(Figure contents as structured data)
▽
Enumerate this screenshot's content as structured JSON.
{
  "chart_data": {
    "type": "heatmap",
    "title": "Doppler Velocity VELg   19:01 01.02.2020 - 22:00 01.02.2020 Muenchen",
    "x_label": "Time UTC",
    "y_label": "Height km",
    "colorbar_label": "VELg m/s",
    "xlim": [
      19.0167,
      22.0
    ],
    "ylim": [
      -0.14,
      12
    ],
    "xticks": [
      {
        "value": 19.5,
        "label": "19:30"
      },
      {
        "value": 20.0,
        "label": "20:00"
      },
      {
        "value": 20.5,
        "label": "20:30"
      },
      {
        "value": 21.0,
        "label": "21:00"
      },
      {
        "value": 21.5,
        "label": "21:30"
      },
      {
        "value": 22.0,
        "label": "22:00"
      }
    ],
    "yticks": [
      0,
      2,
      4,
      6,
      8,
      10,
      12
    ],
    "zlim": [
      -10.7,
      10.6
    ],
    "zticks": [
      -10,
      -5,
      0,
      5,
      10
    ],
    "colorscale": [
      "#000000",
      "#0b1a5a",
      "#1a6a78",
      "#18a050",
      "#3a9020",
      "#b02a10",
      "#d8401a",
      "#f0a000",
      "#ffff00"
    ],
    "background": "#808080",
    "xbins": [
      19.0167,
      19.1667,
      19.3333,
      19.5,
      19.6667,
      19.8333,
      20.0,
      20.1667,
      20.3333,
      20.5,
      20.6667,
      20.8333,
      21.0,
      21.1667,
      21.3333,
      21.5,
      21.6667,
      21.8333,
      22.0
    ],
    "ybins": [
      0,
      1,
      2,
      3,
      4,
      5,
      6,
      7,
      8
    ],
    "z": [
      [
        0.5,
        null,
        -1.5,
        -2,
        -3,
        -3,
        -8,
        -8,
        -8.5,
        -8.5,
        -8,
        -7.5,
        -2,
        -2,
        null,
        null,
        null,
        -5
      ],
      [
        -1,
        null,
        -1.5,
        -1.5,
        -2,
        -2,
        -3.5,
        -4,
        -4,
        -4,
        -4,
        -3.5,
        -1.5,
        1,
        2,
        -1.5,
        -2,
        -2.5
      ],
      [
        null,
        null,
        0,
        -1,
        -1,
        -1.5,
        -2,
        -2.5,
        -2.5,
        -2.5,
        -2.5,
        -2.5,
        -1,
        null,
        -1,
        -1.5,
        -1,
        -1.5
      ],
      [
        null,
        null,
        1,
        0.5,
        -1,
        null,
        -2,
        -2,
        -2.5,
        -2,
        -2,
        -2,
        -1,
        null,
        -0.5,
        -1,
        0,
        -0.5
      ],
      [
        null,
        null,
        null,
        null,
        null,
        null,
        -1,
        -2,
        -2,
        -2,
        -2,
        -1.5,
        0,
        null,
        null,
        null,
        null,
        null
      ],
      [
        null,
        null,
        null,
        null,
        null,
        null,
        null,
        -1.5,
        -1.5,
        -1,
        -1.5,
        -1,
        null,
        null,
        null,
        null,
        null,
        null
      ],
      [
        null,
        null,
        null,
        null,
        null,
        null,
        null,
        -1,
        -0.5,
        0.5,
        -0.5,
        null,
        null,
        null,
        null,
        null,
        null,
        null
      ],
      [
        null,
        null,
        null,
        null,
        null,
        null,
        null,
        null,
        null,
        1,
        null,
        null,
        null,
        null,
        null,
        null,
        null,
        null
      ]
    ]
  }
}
△
- _CHALLENGE_:
Output all records verbatim.

- _ANSWER FOR THIS EXERCISE_:
Enumerate this screenshot's content as structured JSON.
{
  "chart_data": {
    "type": "heatmap",
    "title": "Doppler Velocity VELg   19:01 01.02.2020 - 22:00 01.02.2020 Muenchen",
    "x_label": "Time UTC",
    "y_label": "Height km",
    "colorbar_label": "VELg m/s",
    "xlim": [
      19.0167,
      22.0
    ],
    "ylim": [
      -0.14,
      12
    ],
    "xticks": [
      {
        "value": 19.5,
        "label": "19:30"
      },
      {
        "value": 20.0,
        "label": "20:00"
      },
      {
        "value": 20.5,
        "label": "20:30"
      },
      {
        "value": 21.0,
        "label": "21:00"
      },
      {
        "value": 21.5,
        "label": "21:30"
      },
      {
        "value": 22.0,
        "label": "22:00"
      }
    ],
    "yticks": [
      0,
      2,
      4,
      6,
      8,
      10,
      12
    ],
    "zlim": [
      -10.7,
      10.6
    ],
    "zticks": [
      -10,
      -5,
      0,
      5,
      10
    ],
    "colorscale": [
      "#000000",
      "#0b1a5a",
      "#1a6a78",
      "#18a050",
      "#3a9020",
      "#b02a10",
      "#d8401a",
      "#f0a000",
      "#ffff00"
    ],
    "background": "#808080",
    "xbins": [
      19.0167,
      19.1667,
      19.3333,
      19.5,
      19.6667,
      19.8333,
      20.0,
      20.1667,
      20.3333,
      20.5,
      20.6667,
      20.8333,
      21.0,
      21.1667,
      21.3333,
      21.5,
      21.6667,
      21.8333,
      22.0
    ],
    "ybins": [
      0,
      1,
      2,
      3,
      4,
      5,
      6,
      7,
      8
    ],
    "z": [
      [
        0.5,
        null,
        -1.5,
        -2,
        -3,
        -3,
        -8,
        -8,
        -8.5,
        -8.5,
        -8,
        -7.5,
        -2,
        -2,
        null,
        null,
        null,
        -5
      ],
      [
        -1,
        null,
        -1.5,
        -1.5,
        -2,
        -2,
        -3.5,
        -4,
        -4,
        -4,
        -4,
        -3.5,
        -1.5,
        1,
        2,
        -1.5,
        -2,
        -2.5
      ],
      [
        null,
        null,
        0,
        -1,
        -1,
        -1.5,
        -2,
        -2.5,
        -2.5,
        -2.5,
        -2.5,
        -2.5,
        -1,
        null,
        -1,
        -1.5,
        -1,
        -1.5
      ],
      [
        null,
        null,
        1,
        0.5,
        -1,
        null,
        -2,
        -2,
        -2.5,
        -2,
        -2,
        -2,
        -1,
        null,
        -0.5,
        -1,
        0,
        -0.5
      ],
      [
        null,
        null,
        null,
        null,
        null,
        null,
        -1,
        -2,
        -2,
        -2,
        -2,
        -1.5,
        0,
        null,
        null,
        null,
        null,
        null
      ],
      [
        null,
        null,
        null,
        null,
        null,
        null,
        null,
        -1.5,
        -1.5,
        -1,
        -1.5,
        -1,
        null,
        null,
        null,
        null,
        null,
        null
      ],
      [
        null,
        null,
        null,
        null,
        null,
        null,
        null,
        -1,
        -0.5,
        0.5,
        -0.5,
        null,
        null,
        null,
        null,
        null,
        null,
        null
      ],
      [
        null,
        null,
        null,
        null,
        null,
        null,
        null,
        null,
        null,
        1,
        null,
        null,
        null,
        null,
        null,
        null,
        null,
        null
      ]
    ]
  }
}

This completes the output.